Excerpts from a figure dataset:
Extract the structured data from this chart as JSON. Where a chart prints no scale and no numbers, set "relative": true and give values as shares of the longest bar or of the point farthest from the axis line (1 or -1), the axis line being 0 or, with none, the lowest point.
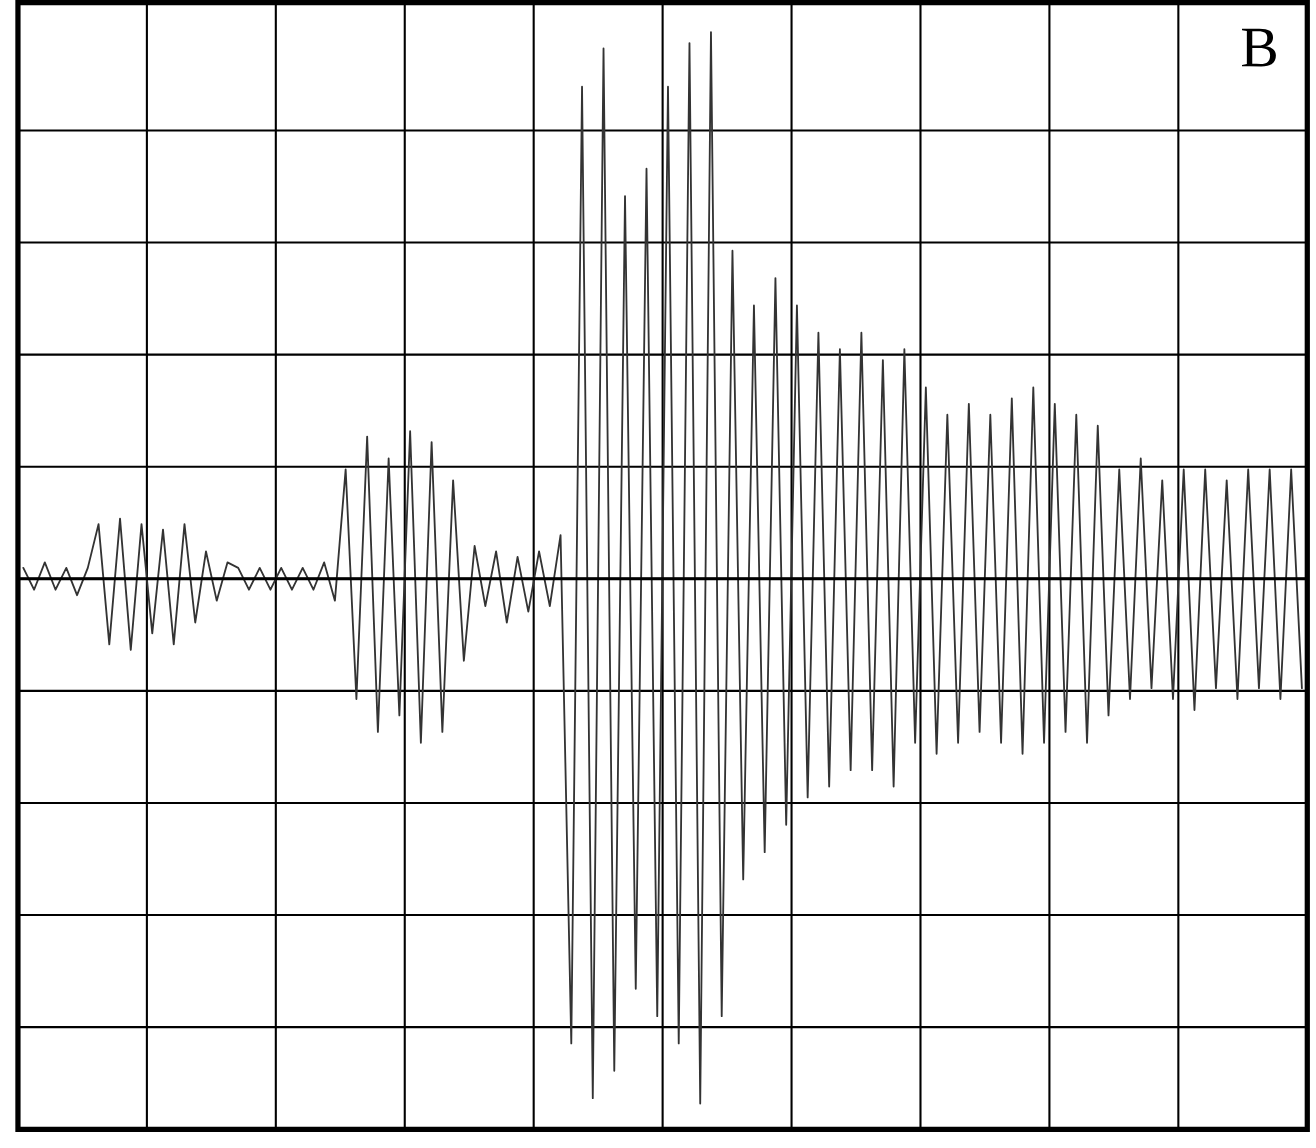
{
  "chart_data": {
    "type": "line",
    "relative": true,
    "grid": true,
    "tick_labels": false,
    "annotations": [
      "B"
    ],
    "categories": [
      null,
      null,
      null,
      null,
      null,
      null,
      null,
      null,
      null,
      null,
      null,
      null,
      null,
      null,
      null,
      null,
      null,
      null,
      null,
      null,
      null,
      null,
      null,
      null,
      null,
      null,
      null,
      null,
      null,
      null,
      null,
      null,
      null,
      null,
      null,
      null,
      null,
      null,
      null,
      null,
      null,
      null,
      null,
      null,
      null,
      null,
      null,
      null,
      null,
      null,
      null,
      null,
      null,
      null,
      null,
      null,
      null,
      null,
      null,
      null,
      null,
      null,
      null,
      null,
      null,
      null,
      null,
      null,
      null,
      null,
      null,
      null,
      null,
      null,
      null,
      null,
      null,
      null,
      null,
      null,
      null,
      null,
      null,
      null,
      null,
      null,
      null,
      null,
      null,
      null,
      null,
      null,
      null,
      null,
      null,
      null,
      null,
      null,
      null,
      null,
      null,
      null,
      null,
      null,
      null,
      null,
      null,
      null,
      null,
      null,
      null,
      null,
      null,
      null,
      null,
      null,
      null,
      null,
      null,
      null
    ],
    "series": [
      {
        "color": "#333333",
        "values": [
          0.02,
          -0.02,
          0.03,
          -0.02,
          0.02,
          -0.03,
          0.02,
          0.1,
          -0.12,
          0.11,
          -0.13,
          0.1,
          -0.1,
          0.09,
          -0.12,
          0.1,
          -0.08,
          0.05,
          -0.04,
          0.03,
          0.02,
          -0.02,
          0.02,
          -0.02,
          0.02,
          -0.02,
          0.02,
          -0.02,
          0.03,
          -0.04,
          0.2,
          -0.22,
          0.26,
          -0.28,
          0.22,
          -0.25,
          0.27,
          -0.3,
          0.25,
          -0.28,
          0.18,
          -0.15,
          0.06,
          -0.05,
          0.05,
          -0.08,
          0.04,
          -0.06,
          0.05,
          -0.05,
          0.08,
          -0.85,
          0.9,
          -0.95,
          0.97,
          -0.9,
          0.7,
          -0.75,
          0.75,
          -0.8,
          0.9,
          -0.85,
          0.98,
          -0.96,
          1.0,
          -0.8,
          0.6,
          -0.55,
          0.5,
          -0.5,
          0.55,
          -0.45,
          0.5,
          -0.4,
          0.45,
          -0.38,
          0.42,
          -0.35,
          0.45,
          -0.35,
          0.4,
          -0.38,
          0.42,
          -0.3,
          0.35,
          -0.32,
          0.3,
          -0.3,
          0.32,
          -0.28,
          0.3,
          -0.3,
          0.33,
          -0.32,
          0.35,
          -0.3,
          0.32,
          -0.28,
          0.3,
          -0.3,
          0.28,
          -0.25,
          0.2,
          -0.22,
          0.22,
          -0.2,
          0.18,
          -0.22,
          0.2,
          -0.24,
          0.2,
          -0.2,
          0.18,
          -0.22,
          0.2,
          -0.2,
          0.2,
          -0.22,
          0.2,
          -0.2
        ]
      }
    ]
  }
}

• **TASK TO CARRY OUT**
Report every line containing the word "values" from the listing above.

• **ANSWER IN FULL**
Extract the structured data from this chart as JSON. Where a chart prints no scale and no numbers, set "relative": true and give values as shares of the longest bar or of the point farthest from the axis line (1 or -1), the axis line being 0 or, with none, the lowest point.
        "values": [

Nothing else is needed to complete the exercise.